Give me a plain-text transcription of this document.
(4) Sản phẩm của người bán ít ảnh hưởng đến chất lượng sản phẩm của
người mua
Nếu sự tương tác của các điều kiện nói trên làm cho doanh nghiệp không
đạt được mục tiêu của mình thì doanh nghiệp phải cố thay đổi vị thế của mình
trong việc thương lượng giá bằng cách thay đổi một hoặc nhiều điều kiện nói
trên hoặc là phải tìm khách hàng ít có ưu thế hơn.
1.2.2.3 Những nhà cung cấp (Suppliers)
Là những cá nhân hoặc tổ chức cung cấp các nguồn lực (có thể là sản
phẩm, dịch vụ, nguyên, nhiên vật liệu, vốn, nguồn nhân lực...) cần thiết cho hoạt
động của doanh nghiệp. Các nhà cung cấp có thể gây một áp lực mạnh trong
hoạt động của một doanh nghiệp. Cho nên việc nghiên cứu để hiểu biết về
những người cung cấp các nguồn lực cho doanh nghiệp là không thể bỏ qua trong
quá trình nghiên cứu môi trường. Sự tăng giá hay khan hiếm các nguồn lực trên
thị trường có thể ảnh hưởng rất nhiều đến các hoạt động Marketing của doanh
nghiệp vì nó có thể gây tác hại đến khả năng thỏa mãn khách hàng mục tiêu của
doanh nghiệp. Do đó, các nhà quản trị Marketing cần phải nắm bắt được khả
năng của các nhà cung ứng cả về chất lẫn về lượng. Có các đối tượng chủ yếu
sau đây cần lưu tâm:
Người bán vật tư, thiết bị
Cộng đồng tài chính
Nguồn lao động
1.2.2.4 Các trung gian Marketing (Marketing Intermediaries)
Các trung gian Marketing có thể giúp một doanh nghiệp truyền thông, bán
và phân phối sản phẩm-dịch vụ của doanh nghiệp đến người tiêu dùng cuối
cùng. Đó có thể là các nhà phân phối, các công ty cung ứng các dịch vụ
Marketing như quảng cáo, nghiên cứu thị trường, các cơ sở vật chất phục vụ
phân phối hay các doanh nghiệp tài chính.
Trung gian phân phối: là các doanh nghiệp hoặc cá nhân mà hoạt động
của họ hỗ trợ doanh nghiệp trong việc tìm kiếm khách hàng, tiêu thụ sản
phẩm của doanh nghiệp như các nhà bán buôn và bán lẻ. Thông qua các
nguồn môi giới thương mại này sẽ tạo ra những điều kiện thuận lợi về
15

━━━━━━━━━━━━━━━━

• _Exercise aim_
Reproduce the entire listing word for word.

• _Written answer_
Give me a plain-text transcription of this document.
(4) Sản phẩm của người bán ít ảnh hưởng đến chất lượng sản phẩm của
người mua
Nếu sự tương tác của các điều kiện nói trên làm cho doanh nghiệp không
đạt được mục tiêu của mình thì doanh nghiệp phải cố thay đổi vị thế của mình
trong việc thương lượng giá bằng cách thay đổi một hoặc nhiều điều kiện nói
trên hoặc là phải tìm khách hàng ít có ưu thế hơn.
1.2.2.3 Những nhà cung cấp (Suppliers)
Là những cá nhân hoặc tổ chức cung cấp các nguồn lực (có thể là sản
phẩm, dịch vụ, nguyên, nhiên vật liệu, vốn, nguồn nhân lực...) cần thiết cho hoạt
động của doanh nghiệp. Các nhà cung cấp có thể gây một áp lực mạnh trong
hoạt động của một doanh nghiệp. Cho nên việc nghiên cứu để hiểu biết về
những người cung cấp các nguồn lực cho doanh nghiệp là không thể bỏ qua trong
quá trình nghiên cứu môi trường. Sự tăng giá hay khan hiếm các nguồn lực trên
thị trường có thể ảnh hưởng rất nhiều đến các hoạt động Marketing của doanh
nghiệp vì nó có thể gây tác hại đến khả năng thỏa mãn khách hàng mục tiêu của
doanh nghiệp. Do đó, các nhà quản trị Marketing cần phải nắm bắt được khả
năng của các nhà cung ứng cả về chất lẫn về lượng. Có các đối tượng chủ yếu
sau đây cần lưu tâm:
Người bán vật tư, thiết bị
Cộng đồng tài chính
Nguồn lao động
1.2.2.4 Các trung gian Marketing (Marketing Intermediaries)
Các trung gian Marketing có thể giúp một doanh nghiệp truyền thông, bán
và phân phối sản phẩm-dịch vụ của doanh nghiệp đến người tiêu dùng cuối
cùng. Đó có thể là các nhà phân phối, các công ty cung ứng các dịch vụ
Marketing như quảng cáo, nghiên cứu thị trường, các cơ sở vật chất phục vụ
phân phối hay các doanh nghiệp tài chính.
Trung gian phân phối: là các doanh nghiệp hoặc cá nhân mà hoạt động
của họ hỗ trợ doanh nghiệp trong việc tìm kiếm khách hàng, tiêu thụ sản
phẩm của doanh nghiệp như các nhà bán buôn và bán lẻ. Thông qua các
nguồn môi giới thương mại này sẽ tạo ra những điều kiện thuận lợi về
15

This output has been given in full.